> [やること]
1 > 本文の「本実施形態の通気性を有する繊」から「合して使用することができる。」までを、一字も変えずに書き写してください。
2 > 本文では、繊維成形体の原料に水はどのくらいの割合で含まれるとされていますか。

> [本文]
* * *

本実施形態の通気性を有する繊維成形体は、繊維、金型の成形凹部(キャビティ)への充填を補助する充填補助剤及び水を含有する繊維成形体の原料を撹拌、混合した後、金型の成形凹部に充填し、加熱により水分を除去することによって製造される。その場合、繊維成形体の原料は、水85〜95質量%、充填補助剤0.5〜2質量%及び残部として少なくとも繊維を含有するものである。この原料には、必要により繊維間を接合する繊維接着剤等の添加剤が配合される。
【0018】
係る繊維成形体の原料について順に説明する。
(繊維について)
使用する繊維としては、綿(コットン)、パルプ、レーヨン繊維、ポリエステル繊維、アクリル繊維、ナイロン繊維、ポリプロピレン繊維等で、天然繊維、合成繊維を問わず用いられる。この繊維は、対象となる製品の通気性や除塵性、剛性等の要求値に基づいて選定され、単独又は複数の繊維が混合して使用される。繊維形状は、直径0.1〜100μm、長さ1〜10mmで、ストレート繊維、捲縮繊維等を問わず、要求される繊維成形体の厚さに対する繊維量(繊維密度)、繊維成形体の剛性、通気性等に基づいて、単独又は混合して使用することができる。

* * *

注釈付き領域の一覧:
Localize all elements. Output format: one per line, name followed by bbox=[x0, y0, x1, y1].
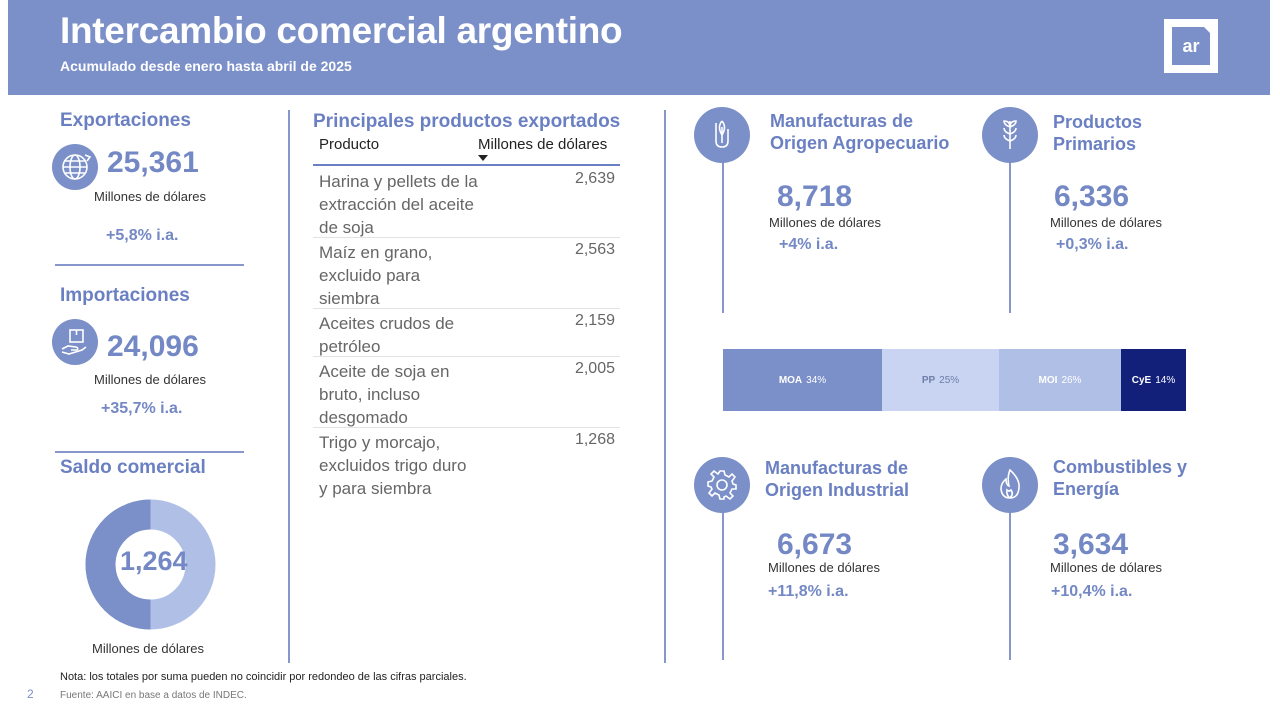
column-header-value[interactable]: Millones de dólares bbox=[478, 136, 608, 153]
moa-title-line2: Origen Agropecuario bbox=[770, 133, 950, 153]
balance-value: 1,264 bbox=[120, 546, 188, 576]
moa-title-line1: Manufacturas de bbox=[770, 111, 914, 131]
share-segment-cye: CyE 14% bbox=[1121, 349, 1186, 411]
divider bbox=[55, 451, 244, 453]
pp-title-line2: Primarios bbox=[1053, 134, 1137, 154]
cye-unit: Millones de dólares bbox=[1050, 560, 1163, 575]
category-line bbox=[1009, 500, 1011, 660]
moi-title-line2: Origen Industrial bbox=[765, 480, 910, 500]
table-header-rule bbox=[313, 164, 620, 166]
wheat-icon bbox=[1003, 120, 1017, 149]
imports-change: +35,7% i.a. bbox=[101, 400, 183, 417]
svg-text:ar: ar bbox=[1182, 36, 1199, 56]
product-value: 2,005 bbox=[574, 360, 615, 377]
moi-change: +11,8% i.a. bbox=[768, 583, 849, 600]
moa-value: 8,718 bbox=[777, 180, 853, 213]
pp-value: 6,336 bbox=[1054, 180, 1130, 213]
exports-title: Exportaciones bbox=[60, 110, 191, 131]
product-name: Harina y pellets de la extracción del ac… bbox=[319, 172, 478, 237]
package-hand-icon bbox=[61, 329, 87, 355]
column-header-product[interactable]: Producto bbox=[319, 136, 380, 153]
cye-change: +10,4% i.a. bbox=[1051, 583, 1133, 600]
share-segment-moi: MOI 26% bbox=[999, 349, 1121, 411]
page-subtitle: Acumulado desde enero hasta abril de 202… bbox=[60, 58, 352, 74]
pp-icon-circle bbox=[982, 107, 1038, 163]
page-title: Intercambio comercial argentino bbox=[60, 10, 623, 51]
sort-desc-icon[interactable] bbox=[478, 155, 488, 162]
share-segment-moa: MOA 34% bbox=[723, 349, 882, 411]
exports-icon-circle bbox=[52, 144, 98, 190]
product-value: 2,159 bbox=[574, 312, 615, 329]
globe-icon bbox=[62, 154, 92, 180]
table-row: Trigo y morcajo, excluidos trigo duro y … bbox=[313, 428, 620, 522]
balance-title: Saldo comercial bbox=[60, 457, 206, 478]
exports-unit: Millones de dólares bbox=[94, 189, 207, 204]
table-title: Principales productos exportados bbox=[313, 111, 621, 132]
balance-unit: Millones de dólares bbox=[92, 641, 205, 656]
pp-change: +0,3% i.a. bbox=[1056, 236, 1129, 253]
pp-title-line1: Productos bbox=[1053, 112, 1143, 132]
table-row: Maíz en grano, excluido para siembra 2,5… bbox=[313, 238, 620, 309]
ar-logo: ar bbox=[1164, 19, 1218, 73]
moa-change: +4% i.a. bbox=[779, 236, 839, 253]
share-segment-pp: PP 25% bbox=[882, 349, 999, 411]
segment-pct: 34% bbox=[806, 374, 827, 386]
hand-leaf-icon bbox=[715, 120, 729, 148]
imports-value: 24,096 bbox=[107, 330, 199, 363]
segment-label: MOI bbox=[1038, 374, 1058, 386]
segment-pct: 25% bbox=[939, 374, 960, 386]
table-row: Aceite de soja en bruto, incluso desgoma… bbox=[313, 357, 620, 428]
segment-label: PP bbox=[921, 374, 936, 386]
product-name: Aceites crudos de petróleo bbox=[319, 314, 455, 356]
segment-pct: 14% bbox=[1155, 374, 1176, 386]
moi-icon-circle bbox=[694, 457, 750, 513]
product-value: 2,639 bbox=[574, 170, 615, 187]
product-value: 2,563 bbox=[574, 241, 615, 258]
column-divider bbox=[288, 110, 290, 663]
source-note: Fuente: AAICI en base a datos de INDEC. bbox=[60, 690, 247, 701]
table-row: Harina y pellets de la extracción del ac… bbox=[313, 167, 620, 238]
balance-donut bbox=[85, 499, 216, 630]
imports-unit: Millones de dólares bbox=[94, 372, 207, 387]
exports-change: +5,8% i.a. bbox=[106, 227, 179, 244]
segment-label: MOA bbox=[778, 374, 803, 386]
product-value: 1,268 bbox=[574, 431, 615, 448]
page-number: 2 bbox=[27, 687, 34, 701]
segment-pct: 26% bbox=[1061, 374, 1082, 386]
pp-unit: Millones de dólares bbox=[1050, 215, 1163, 230]
moa-unit: Millones de dólares bbox=[769, 215, 882, 230]
moi-value: 6,673 bbox=[777, 528, 853, 561]
product-name: Trigo y morcajo, excluidos trigo duro y … bbox=[319, 433, 467, 498]
flame-icon bbox=[1000, 468, 1020, 499]
product-name: Aceite de soja en bruto, incluso desgoma… bbox=[319, 362, 450, 427]
cye-icon-circle bbox=[982, 457, 1038, 513]
divider bbox=[55, 264, 244, 266]
cye-value: 3,634 bbox=[1053, 528, 1129, 561]
category-line bbox=[722, 500, 724, 660]
segment-label: CyE bbox=[1131, 374, 1152, 386]
column-divider bbox=[664, 110, 666, 663]
gear-icon bbox=[707, 469, 737, 501]
moa-icon-circle bbox=[694, 107, 750, 163]
moi-title-line1: Manufacturas de bbox=[765, 458, 909, 478]
header-banner bbox=[8, 0, 1270, 95]
product-name: Maíz en grano, excluido para siembra bbox=[319, 243, 433, 308]
imports-icon-circle bbox=[52, 319, 98, 365]
footnote: Nota: los totales por suma pueden no coi… bbox=[60, 671, 467, 683]
category-line bbox=[722, 150, 724, 313]
imports-title: Importaciones bbox=[60, 285, 190, 306]
table-row: Aceites crudos de petróleo 2,159 bbox=[313, 309, 620, 357]
exports-value: 25,361 bbox=[107, 146, 199, 179]
cye-title-line1: Combustibles y bbox=[1053, 457, 1188, 477]
category-line bbox=[1009, 150, 1011, 313]
moi-unit: Millones de dólares bbox=[768, 560, 881, 575]
cye-title-line2: Energía bbox=[1053, 479, 1120, 499]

* * *

> [それぞれの答え]
1 >
本実施形態の通気性を有する繊維成形体は、繊維、金型の成形凹部(キャビティ)への充填を補助する充填補助剤及び水を含有する繊維成形体の原料を撹拌、混合した後、金型の成形凹部に充填し、加熱により水分を除去することによって製造される。その場合、繊維成形体の原料は、水85〜95質量%、充填補助剤0.5〜2質量%及び残部として少なくとも繊維を含有するものである。この原料には、必要により繊維間を接合する繊維接着剤等の添加剤が配合される。
【0018】
係る繊維成形体の原料について順に説明する。
(繊維について)
使用する繊維としては、綿(コットン)、パルプ、レーヨン繊維、ポリエステル繊維、アクリル繊維、ナイロン繊維、ポリプロピレン繊維等で、天然繊維、合成繊維を問わず用いられる。この繊維は、対象となる製品の通気性や除塵性、剛性等の要求値に基づいて選定され、単独又は複数の繊維が混合して使用される。繊維形状は、直径0.1〜100μm、長さ1〜10mmで、ストレート繊維、捲縮繊維等を問わず、要求される繊維成形体の厚さに対する繊維量(繊維密度)、繊維成形体の剛性、通気性等に基づいて、単独又は混合して使用することができる。

2 > 85〜95質量%です。